= What you should do =
Whenever a line in the records below contains "colangiopancreatografia", pick it out.

= = = =

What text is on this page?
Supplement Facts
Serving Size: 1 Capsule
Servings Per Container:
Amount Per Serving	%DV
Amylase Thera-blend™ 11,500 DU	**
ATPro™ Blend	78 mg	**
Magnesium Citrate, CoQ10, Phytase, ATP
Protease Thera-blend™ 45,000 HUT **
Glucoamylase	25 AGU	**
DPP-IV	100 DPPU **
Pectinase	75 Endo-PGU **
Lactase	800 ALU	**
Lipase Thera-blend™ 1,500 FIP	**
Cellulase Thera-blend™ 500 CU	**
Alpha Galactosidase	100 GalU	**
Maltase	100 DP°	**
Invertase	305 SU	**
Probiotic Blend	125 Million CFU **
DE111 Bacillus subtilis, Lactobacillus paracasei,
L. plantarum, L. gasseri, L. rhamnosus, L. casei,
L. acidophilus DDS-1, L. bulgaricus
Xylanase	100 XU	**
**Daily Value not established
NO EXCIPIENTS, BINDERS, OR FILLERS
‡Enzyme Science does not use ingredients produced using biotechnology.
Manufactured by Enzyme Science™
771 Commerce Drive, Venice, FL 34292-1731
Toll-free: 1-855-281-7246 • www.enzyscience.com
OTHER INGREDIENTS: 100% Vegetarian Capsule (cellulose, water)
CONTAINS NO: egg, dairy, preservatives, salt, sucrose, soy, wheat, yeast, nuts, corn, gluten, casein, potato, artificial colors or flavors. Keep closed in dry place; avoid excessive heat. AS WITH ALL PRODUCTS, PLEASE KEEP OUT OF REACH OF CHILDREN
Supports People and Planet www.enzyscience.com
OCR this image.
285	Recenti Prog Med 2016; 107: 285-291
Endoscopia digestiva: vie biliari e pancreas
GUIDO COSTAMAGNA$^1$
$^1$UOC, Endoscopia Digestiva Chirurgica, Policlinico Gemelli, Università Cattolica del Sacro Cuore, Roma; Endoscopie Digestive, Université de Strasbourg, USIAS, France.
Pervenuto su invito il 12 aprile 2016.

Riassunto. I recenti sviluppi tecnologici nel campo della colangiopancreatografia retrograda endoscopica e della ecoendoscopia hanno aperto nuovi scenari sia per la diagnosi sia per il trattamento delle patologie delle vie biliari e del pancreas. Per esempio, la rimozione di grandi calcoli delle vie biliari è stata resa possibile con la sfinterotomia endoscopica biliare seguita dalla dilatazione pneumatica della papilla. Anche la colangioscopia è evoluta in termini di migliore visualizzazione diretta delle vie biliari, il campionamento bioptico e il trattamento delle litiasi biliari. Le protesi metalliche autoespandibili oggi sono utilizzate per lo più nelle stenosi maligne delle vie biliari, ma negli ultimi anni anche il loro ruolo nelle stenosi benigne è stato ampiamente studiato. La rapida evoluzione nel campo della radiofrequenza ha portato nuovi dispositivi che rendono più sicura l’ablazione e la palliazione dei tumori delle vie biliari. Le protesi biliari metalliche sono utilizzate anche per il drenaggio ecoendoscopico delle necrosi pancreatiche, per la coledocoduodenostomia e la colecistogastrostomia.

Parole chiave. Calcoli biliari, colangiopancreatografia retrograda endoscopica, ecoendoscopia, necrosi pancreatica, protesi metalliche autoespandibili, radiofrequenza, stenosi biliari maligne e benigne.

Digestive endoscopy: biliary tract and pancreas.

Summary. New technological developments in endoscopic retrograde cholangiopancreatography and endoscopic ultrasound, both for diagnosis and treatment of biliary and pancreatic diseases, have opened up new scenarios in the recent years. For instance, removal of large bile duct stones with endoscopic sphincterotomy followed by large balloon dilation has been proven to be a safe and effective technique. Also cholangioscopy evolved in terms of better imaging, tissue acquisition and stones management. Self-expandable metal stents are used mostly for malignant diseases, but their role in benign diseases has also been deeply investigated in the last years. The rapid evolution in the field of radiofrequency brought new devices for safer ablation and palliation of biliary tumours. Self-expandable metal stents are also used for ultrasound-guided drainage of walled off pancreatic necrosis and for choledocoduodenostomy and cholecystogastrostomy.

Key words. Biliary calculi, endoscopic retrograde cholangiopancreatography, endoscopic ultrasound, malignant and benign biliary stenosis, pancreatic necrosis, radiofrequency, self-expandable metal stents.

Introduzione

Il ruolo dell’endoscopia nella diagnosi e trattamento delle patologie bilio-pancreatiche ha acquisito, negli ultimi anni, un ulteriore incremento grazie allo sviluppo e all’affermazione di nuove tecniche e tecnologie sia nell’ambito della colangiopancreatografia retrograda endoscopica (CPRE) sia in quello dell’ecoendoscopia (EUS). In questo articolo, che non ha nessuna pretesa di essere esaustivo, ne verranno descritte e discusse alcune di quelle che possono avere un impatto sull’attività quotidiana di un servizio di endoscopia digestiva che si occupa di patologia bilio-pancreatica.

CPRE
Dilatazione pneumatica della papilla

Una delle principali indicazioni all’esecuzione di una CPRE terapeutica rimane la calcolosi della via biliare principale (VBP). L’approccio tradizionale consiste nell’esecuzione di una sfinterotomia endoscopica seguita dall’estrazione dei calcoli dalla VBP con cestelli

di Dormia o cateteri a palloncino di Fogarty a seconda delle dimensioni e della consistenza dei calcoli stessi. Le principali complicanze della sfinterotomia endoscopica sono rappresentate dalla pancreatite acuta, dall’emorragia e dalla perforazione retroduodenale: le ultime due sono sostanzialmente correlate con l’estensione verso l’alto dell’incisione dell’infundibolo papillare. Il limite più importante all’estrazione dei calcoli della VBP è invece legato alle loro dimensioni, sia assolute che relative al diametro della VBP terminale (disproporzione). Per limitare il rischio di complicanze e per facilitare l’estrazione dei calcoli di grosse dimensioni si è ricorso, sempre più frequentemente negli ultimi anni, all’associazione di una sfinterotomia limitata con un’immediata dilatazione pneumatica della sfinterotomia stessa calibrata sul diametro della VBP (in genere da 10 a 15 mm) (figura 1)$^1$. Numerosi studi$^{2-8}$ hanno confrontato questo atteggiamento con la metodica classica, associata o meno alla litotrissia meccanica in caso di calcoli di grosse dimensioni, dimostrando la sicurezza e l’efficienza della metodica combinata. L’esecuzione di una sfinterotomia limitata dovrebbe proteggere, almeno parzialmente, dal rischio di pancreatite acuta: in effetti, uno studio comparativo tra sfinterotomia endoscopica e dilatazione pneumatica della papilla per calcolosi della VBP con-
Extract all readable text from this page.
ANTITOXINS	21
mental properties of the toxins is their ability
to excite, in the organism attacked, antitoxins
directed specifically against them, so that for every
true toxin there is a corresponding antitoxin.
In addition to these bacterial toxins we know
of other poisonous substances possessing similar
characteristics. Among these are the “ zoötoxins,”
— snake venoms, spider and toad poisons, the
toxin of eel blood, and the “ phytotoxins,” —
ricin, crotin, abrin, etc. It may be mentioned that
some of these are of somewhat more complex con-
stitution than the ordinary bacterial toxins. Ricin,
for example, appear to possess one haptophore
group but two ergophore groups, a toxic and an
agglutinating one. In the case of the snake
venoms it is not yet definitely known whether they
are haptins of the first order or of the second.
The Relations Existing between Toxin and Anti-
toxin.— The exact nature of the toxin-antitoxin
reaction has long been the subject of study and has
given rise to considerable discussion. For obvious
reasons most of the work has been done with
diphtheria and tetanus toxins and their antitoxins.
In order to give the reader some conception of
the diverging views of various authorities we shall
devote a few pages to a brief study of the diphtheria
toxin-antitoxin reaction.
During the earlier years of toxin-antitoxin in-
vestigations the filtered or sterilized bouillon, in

= = = =

= Response to this task =
Riassunto. I recenti sviluppi tecnologici nel campo della colangiopancreatografia retrograda endoscopica e della ecoendoscopia hanno aperto nuovi scenari sia per la diagnosi sia per il trattamento delle patologie delle vie biliari e del pancreas. Per esempio, la rimozione di grandi calcoli delle vie biliari è stata resa possibile con la sfinterotomia endoscopica biliare seguita dalla dilatazione pneumatica della papilla. Anche la colangioscopia è evoluta in termini di migliore visualizzazione diretta delle vie biliari, il campionamento bioptico e il trattamento delle litiasi biliari. Le protesi metalliche autoespandibili oggi sono utilizzate per lo più nelle stenosi maligne delle vie biliari, ma negli ultimi anni anche il loro ruolo nelle stenosi benigne è stato ampiamente studiato. La rapida evoluzione nel campo della radiofrequenza ha portato nuovi dispositivi che rendono più sicura l’ablazione e la palliazione dei tumori delle vie biliari. Le protesi biliari metalliche sono utilizzate anche per il drenaggio ecoendoscopico delle necrosi pancreatiche, per la coledocoduodenostomia e la colecistogastrostomia.
Parole chiave. Calcoli biliari, colangiopancreatografia retrograda endoscopica, ecoendoscopia, necrosi pancreatica, protesi metalliche autoespandibili, radiofrequenza, stenosi biliari maligne e benigne.
Il ruolo dell’endoscopia nella diagnosi e trattamento delle patologie bilio-pancreatiche ha acquisito, negli ultimi anni, un ulteriore incremento grazie allo sviluppo e all’affermazione di nuove tecniche e tecnologie sia nell’ambito della colangiopancreatografia retrograda endoscopica (CPRE) sia in quello dell’ecoendoscopia (EUS). In questo articolo, che non ha nessuna pretesa di essere esaustivo, ne verranno descritte e discusse alcune di quelle che possono avere un impatto sull’attività quotidiana di un servizio di endoscopia digestiva che si occupa di patologia bilio-pancreatica.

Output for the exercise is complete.